Search the data below for "sets"; list each line that holds it.

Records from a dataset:

=====

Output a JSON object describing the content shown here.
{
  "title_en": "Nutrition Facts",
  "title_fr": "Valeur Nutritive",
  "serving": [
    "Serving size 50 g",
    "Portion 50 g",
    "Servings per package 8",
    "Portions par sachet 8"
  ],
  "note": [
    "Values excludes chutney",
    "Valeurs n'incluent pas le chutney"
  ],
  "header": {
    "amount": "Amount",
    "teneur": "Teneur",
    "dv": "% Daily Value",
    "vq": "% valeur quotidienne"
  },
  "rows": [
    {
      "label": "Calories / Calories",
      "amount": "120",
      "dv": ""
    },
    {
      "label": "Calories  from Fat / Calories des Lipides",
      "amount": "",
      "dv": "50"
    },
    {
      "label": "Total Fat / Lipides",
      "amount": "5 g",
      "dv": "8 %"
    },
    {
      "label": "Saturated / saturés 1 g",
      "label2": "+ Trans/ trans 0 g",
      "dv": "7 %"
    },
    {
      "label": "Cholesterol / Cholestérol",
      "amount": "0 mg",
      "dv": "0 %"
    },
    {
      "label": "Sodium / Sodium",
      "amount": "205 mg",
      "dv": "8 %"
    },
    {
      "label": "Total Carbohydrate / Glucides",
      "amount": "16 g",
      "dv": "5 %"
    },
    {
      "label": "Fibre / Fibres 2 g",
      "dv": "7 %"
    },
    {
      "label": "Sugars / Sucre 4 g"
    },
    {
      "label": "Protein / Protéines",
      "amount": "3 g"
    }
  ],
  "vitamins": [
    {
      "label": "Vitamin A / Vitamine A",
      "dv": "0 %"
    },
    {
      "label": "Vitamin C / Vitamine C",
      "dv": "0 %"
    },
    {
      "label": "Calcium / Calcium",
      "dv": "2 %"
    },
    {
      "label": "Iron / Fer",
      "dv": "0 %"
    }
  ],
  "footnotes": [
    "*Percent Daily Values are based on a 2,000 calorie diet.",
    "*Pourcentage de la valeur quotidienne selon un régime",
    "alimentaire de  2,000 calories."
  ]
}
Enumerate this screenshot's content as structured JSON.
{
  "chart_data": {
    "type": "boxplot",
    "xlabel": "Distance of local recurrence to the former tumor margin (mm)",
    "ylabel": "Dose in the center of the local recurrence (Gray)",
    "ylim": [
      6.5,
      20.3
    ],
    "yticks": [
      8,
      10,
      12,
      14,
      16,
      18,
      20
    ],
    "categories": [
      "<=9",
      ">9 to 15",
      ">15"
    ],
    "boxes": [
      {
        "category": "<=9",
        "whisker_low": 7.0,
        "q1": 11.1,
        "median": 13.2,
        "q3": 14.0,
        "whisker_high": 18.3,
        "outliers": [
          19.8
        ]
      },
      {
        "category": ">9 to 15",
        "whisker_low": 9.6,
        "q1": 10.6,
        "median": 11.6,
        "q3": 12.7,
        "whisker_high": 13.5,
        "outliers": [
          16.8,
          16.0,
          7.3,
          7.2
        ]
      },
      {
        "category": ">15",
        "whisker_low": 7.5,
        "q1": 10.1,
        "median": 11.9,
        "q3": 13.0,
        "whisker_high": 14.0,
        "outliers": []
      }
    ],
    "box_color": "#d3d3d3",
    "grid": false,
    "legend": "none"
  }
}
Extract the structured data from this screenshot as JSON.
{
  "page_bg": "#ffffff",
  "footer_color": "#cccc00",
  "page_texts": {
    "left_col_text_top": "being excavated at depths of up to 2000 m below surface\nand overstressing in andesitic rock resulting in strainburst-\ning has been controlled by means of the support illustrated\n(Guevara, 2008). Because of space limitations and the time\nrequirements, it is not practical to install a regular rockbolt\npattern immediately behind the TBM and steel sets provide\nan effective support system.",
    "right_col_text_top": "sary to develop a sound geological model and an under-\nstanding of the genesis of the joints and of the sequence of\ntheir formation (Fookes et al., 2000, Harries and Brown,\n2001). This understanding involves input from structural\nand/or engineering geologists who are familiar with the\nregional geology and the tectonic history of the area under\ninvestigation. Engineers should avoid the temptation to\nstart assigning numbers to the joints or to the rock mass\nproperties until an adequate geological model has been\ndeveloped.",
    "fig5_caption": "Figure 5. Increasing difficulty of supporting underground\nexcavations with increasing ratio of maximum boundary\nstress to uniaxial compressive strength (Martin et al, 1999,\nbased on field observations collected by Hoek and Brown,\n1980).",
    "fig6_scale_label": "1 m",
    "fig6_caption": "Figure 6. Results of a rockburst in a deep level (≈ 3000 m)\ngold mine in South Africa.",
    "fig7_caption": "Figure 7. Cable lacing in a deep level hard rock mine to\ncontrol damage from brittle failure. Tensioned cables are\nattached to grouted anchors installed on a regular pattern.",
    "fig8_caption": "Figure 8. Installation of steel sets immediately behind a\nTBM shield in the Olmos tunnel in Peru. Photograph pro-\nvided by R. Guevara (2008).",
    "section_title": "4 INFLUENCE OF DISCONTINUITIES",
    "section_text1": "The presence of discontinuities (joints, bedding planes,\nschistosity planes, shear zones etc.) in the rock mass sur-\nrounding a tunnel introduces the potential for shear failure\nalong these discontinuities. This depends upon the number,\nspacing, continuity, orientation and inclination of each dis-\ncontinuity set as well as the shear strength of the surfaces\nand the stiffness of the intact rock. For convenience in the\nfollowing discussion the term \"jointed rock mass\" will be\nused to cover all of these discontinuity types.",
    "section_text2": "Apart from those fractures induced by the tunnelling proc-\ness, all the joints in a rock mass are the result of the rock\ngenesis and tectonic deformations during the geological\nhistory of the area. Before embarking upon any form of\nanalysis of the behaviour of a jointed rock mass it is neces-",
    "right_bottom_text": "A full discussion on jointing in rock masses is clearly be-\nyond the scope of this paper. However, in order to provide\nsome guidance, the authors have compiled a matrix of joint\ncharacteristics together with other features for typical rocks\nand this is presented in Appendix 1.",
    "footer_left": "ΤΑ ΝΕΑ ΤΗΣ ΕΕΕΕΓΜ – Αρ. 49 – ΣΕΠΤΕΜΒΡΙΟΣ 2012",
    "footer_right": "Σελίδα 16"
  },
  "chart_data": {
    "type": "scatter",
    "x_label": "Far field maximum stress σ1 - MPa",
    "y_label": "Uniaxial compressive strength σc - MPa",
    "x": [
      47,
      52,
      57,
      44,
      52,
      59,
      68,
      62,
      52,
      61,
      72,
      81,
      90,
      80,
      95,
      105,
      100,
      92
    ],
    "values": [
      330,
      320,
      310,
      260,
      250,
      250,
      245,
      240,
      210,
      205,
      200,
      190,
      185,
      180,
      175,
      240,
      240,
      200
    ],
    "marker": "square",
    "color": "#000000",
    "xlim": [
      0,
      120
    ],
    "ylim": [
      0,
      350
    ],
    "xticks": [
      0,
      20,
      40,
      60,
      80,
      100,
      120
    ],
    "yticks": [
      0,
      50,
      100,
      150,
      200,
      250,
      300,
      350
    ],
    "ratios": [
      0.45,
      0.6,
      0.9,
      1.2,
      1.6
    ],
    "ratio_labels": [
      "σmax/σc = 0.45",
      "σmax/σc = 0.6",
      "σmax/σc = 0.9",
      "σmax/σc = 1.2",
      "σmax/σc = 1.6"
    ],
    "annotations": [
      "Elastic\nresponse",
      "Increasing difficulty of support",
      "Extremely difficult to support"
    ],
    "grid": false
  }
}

=====

> Output:
    "left_col_text_top": "being excavated at depths of up to 2000 m below surface\nand overstressing in andesitic rock resulting in strainburst-\ning has been controlled by means of the support illustrated\n(Guevara, 2008). Because of space limitations and the time\nrequirements, it is not practical to install a regular rockbolt\npattern immediately behind the TBM and steel sets provide\nan effective support system.",
    "fig8_caption": "Figure 8. Installation of steel sets immediately behind a\nTBM shield in the Olmos tunnel in Peru. Photograph pro-\nvided by R. Guevara (2008).",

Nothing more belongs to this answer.